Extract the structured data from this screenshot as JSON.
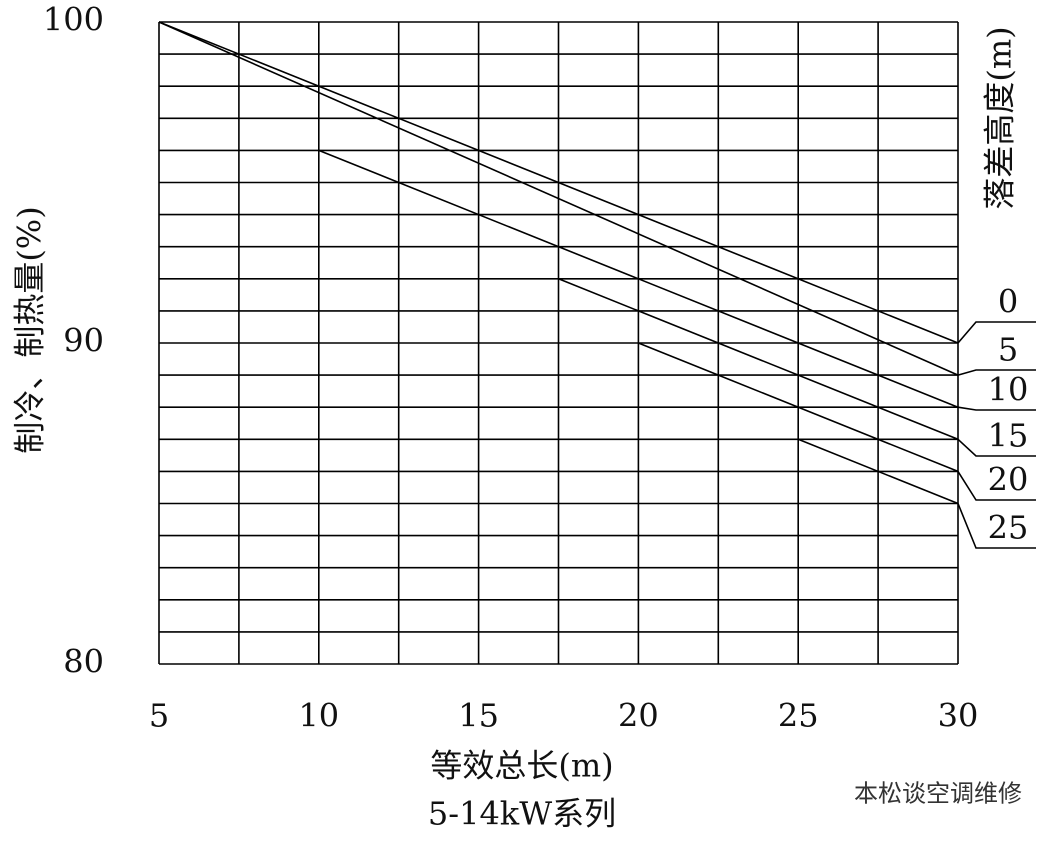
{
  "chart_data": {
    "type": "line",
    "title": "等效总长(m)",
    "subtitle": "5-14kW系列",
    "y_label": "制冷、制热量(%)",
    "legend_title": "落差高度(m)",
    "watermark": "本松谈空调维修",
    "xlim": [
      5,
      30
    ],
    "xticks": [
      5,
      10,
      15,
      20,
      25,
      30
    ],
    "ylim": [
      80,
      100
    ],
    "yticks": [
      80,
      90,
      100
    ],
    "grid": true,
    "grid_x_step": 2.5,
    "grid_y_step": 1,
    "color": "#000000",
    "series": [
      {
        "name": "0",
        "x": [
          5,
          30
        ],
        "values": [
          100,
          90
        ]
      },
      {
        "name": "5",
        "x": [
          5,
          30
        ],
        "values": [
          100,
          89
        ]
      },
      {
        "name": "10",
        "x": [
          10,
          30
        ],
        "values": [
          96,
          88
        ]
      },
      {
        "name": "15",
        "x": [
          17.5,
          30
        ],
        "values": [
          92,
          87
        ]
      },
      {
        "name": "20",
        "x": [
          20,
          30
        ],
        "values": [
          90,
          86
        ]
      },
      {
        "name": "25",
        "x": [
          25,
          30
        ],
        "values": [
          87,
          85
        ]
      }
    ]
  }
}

---

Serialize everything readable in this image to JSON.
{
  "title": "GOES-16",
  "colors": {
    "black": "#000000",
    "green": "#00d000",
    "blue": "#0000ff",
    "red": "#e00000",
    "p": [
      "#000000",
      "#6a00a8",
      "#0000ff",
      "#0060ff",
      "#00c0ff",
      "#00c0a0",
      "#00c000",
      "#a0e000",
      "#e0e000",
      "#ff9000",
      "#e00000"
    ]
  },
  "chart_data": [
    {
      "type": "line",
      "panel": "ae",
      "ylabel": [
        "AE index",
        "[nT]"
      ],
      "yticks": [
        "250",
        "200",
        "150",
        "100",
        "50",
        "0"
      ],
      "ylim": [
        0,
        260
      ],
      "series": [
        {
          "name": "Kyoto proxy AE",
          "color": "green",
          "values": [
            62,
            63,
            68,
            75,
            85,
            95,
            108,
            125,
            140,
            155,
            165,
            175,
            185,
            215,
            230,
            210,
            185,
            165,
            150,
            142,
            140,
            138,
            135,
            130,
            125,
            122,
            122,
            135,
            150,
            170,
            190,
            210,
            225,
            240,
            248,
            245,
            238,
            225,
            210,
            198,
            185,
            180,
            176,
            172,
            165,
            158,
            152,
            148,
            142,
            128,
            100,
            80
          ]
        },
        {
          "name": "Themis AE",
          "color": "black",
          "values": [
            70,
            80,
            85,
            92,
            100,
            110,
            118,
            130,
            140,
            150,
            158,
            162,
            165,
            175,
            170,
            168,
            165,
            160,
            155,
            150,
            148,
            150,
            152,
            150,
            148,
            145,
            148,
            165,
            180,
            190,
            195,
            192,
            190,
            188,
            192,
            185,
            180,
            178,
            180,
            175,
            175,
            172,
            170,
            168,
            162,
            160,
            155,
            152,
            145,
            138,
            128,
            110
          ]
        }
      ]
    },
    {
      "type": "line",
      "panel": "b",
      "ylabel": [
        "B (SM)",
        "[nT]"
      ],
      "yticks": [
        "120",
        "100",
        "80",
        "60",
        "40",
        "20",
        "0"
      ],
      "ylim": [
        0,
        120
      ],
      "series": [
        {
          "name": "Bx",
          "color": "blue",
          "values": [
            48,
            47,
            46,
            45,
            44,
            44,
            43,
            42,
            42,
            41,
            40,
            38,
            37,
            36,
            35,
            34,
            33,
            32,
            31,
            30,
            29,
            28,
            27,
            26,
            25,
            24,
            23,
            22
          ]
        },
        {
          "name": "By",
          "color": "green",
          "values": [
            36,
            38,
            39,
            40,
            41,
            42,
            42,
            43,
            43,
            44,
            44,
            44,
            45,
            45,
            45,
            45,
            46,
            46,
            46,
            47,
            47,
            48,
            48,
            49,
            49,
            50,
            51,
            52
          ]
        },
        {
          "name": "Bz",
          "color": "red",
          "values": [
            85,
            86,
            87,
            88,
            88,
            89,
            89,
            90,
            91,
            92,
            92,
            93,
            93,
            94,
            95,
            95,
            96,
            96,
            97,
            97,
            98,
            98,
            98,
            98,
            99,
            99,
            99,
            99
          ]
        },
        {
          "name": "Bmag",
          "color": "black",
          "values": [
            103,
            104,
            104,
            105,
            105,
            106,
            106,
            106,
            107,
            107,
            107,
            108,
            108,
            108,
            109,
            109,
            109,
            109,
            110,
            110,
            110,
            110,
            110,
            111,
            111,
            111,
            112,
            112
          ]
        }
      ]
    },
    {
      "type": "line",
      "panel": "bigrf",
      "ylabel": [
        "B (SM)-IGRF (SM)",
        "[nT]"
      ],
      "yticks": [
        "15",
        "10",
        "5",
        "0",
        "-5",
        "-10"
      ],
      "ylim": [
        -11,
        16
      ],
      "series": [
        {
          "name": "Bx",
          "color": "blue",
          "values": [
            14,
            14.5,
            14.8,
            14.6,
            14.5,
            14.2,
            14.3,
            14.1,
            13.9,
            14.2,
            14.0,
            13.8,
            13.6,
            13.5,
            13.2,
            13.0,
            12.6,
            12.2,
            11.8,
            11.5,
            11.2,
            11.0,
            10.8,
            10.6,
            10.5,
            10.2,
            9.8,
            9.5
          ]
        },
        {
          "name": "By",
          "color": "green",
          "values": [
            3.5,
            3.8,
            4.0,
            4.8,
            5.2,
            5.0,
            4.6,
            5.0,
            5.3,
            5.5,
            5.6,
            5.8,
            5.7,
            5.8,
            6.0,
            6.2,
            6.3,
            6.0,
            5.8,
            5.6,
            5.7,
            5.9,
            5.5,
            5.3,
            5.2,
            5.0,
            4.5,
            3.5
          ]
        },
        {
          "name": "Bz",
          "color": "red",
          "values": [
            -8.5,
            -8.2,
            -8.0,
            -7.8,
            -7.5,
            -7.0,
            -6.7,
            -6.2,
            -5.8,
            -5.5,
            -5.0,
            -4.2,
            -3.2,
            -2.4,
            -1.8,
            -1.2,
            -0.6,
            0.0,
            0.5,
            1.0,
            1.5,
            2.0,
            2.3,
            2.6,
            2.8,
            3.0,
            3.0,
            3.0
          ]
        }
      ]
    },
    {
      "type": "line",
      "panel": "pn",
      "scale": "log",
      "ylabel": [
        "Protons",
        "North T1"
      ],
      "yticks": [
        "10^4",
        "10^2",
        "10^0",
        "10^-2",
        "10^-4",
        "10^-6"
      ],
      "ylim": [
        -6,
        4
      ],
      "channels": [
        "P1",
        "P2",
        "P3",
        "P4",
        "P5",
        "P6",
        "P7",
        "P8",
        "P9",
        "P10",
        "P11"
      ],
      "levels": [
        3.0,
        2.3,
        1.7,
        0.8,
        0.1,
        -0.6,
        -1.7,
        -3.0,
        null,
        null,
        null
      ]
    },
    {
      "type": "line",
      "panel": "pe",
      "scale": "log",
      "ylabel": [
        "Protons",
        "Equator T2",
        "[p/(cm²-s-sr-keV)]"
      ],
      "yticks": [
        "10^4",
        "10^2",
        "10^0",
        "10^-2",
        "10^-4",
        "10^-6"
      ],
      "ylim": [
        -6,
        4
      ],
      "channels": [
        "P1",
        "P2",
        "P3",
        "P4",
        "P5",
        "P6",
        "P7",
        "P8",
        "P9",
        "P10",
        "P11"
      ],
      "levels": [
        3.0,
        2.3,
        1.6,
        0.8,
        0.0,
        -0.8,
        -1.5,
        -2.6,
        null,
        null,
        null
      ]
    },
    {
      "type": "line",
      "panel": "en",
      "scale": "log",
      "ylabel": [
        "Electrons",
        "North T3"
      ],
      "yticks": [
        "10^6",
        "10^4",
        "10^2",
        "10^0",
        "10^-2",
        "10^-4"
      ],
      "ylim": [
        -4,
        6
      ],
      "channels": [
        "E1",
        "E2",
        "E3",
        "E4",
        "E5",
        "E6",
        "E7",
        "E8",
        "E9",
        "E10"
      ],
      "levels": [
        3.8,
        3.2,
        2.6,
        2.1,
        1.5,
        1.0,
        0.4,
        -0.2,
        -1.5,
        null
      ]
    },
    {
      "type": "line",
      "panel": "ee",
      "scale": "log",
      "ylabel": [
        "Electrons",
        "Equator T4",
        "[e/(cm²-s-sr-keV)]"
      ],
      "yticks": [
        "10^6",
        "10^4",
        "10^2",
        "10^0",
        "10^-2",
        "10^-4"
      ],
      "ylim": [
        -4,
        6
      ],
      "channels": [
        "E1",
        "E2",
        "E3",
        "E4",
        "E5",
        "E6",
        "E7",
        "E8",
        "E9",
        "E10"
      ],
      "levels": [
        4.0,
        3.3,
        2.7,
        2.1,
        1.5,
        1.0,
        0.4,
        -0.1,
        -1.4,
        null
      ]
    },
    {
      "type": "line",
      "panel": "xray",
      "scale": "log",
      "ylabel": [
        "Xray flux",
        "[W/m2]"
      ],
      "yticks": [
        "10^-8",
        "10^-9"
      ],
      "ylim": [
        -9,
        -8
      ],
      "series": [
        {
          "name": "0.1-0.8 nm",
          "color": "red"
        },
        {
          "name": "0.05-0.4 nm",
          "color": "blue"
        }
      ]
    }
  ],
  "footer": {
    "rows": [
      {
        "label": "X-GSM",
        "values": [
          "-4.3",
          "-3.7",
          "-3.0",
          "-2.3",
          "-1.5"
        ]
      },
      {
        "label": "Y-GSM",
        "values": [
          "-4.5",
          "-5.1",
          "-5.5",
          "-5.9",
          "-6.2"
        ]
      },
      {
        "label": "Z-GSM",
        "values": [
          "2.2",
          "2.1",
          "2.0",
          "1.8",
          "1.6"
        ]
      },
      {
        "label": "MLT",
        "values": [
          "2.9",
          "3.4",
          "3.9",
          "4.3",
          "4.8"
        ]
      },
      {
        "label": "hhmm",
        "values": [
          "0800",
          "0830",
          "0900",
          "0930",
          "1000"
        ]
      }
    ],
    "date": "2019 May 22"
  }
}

• [Do this] Search the entries for "panel" and copy out each line that has it.

• [Answer below]
      "panel": "ae",
      "panel": "b",
      "panel": "bigrf",
      "panel": "pn",
      "panel": "pe",
      "panel": "en",
      "panel": "ee",
      "panel": "xray",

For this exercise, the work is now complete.